Given request →
Take the entries below and reproduce them word for word.

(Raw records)
--------

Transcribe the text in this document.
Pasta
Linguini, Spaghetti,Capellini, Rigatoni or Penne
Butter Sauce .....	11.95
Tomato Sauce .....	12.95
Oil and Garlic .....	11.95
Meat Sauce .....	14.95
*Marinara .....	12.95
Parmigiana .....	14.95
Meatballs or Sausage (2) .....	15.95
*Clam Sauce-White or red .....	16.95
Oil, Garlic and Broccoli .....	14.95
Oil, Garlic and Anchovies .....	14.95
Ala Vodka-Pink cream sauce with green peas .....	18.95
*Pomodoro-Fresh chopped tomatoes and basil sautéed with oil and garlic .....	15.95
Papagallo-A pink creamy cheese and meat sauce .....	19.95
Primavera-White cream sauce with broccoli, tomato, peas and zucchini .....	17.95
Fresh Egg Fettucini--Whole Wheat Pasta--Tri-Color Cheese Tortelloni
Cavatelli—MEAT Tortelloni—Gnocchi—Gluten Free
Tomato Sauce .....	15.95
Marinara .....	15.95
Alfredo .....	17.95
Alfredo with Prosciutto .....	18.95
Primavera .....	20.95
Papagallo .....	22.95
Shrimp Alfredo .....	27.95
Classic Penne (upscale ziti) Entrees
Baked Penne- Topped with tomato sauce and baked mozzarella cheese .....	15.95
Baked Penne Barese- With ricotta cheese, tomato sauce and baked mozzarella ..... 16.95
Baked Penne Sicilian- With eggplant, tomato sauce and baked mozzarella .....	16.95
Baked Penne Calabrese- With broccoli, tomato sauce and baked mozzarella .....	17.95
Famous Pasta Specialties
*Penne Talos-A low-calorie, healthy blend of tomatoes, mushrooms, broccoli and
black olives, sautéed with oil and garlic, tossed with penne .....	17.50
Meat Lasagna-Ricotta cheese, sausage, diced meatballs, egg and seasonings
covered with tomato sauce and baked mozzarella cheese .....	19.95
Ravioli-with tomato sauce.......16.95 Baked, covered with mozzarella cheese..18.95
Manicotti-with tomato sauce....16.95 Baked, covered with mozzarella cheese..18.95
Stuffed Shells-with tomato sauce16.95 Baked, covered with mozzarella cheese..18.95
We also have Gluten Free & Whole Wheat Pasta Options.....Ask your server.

--------

Written answer →
Transcribe the text in this document.
Pasta
Linguini, Spaghetti,Capellini, Rigatoni or Penne
Butter Sauce .....	11.95
Tomato Sauce .....	12.95
Oil and Garlic .....	11.95
Meat Sauce .....	14.95
*Marinara .....	12.95
Parmigiana .....	14.95
Meatballs or Sausage (2) .....	15.95
*Clam Sauce-White or red .....	16.95
Oil, Garlic and Broccoli .....	14.95
Oil, Garlic and Anchovies .....	14.95
Ala Vodka-Pink cream sauce with green peas .....	18.95
*Pomodoro-Fresh chopped tomatoes and basil sautéed with oil and garlic .....	15.95
Papagallo-A pink creamy cheese and meat sauce .....	19.95
Primavera-White cream sauce with broccoli, tomato, peas and zucchini .....	17.95
Fresh Egg Fettucini--Whole Wheat Pasta--Tri-Color Cheese Tortelloni
Cavatelli—MEAT Tortelloni—Gnocchi—Gluten Free
Tomato Sauce .....	15.95
Marinara .....	15.95
Alfredo .....	17.95
Alfredo with Prosciutto .....	18.95
Primavera .....	20.95
Papagallo .....	22.95
Shrimp Alfredo .....	27.95
Classic Penne (upscale ziti) Entrees
Baked Penne- Topped with tomato sauce and baked mozzarella cheese .....	15.95
Baked Penne Barese- With ricotta cheese, tomato sauce and baked mozzarella ..... 16.95
Baked Penne Sicilian- With eggplant, tomato sauce and baked mozzarella .....	16.95
Baked Penne Calabrese- With broccoli, tomato sauce and baked mozzarella .....	17.95
Famous Pasta Specialties
*Penne Talos-A low-calorie, healthy blend of tomatoes, mushrooms, broccoli and
black olives, sautéed with oil and garlic, tossed with penne .....	17.50
Meat Lasagna-Ricotta cheese, sausage, diced meatballs, egg and seasonings
covered with tomato sauce and baked mozzarella cheese .....	19.95
Ravioli-with tomato sauce.......16.95 Baked, covered with mozzarella cheese..18.95
Manicotti-with tomato sauce....16.95 Baked, covered with mozzarella cheese..18.95
Stuffed Shells-with tomato sauce16.95 Baked, covered with mozzarella cheese..18.95
We also have Gluten Free & Whole Wheat Pasta Options.....Ask your server.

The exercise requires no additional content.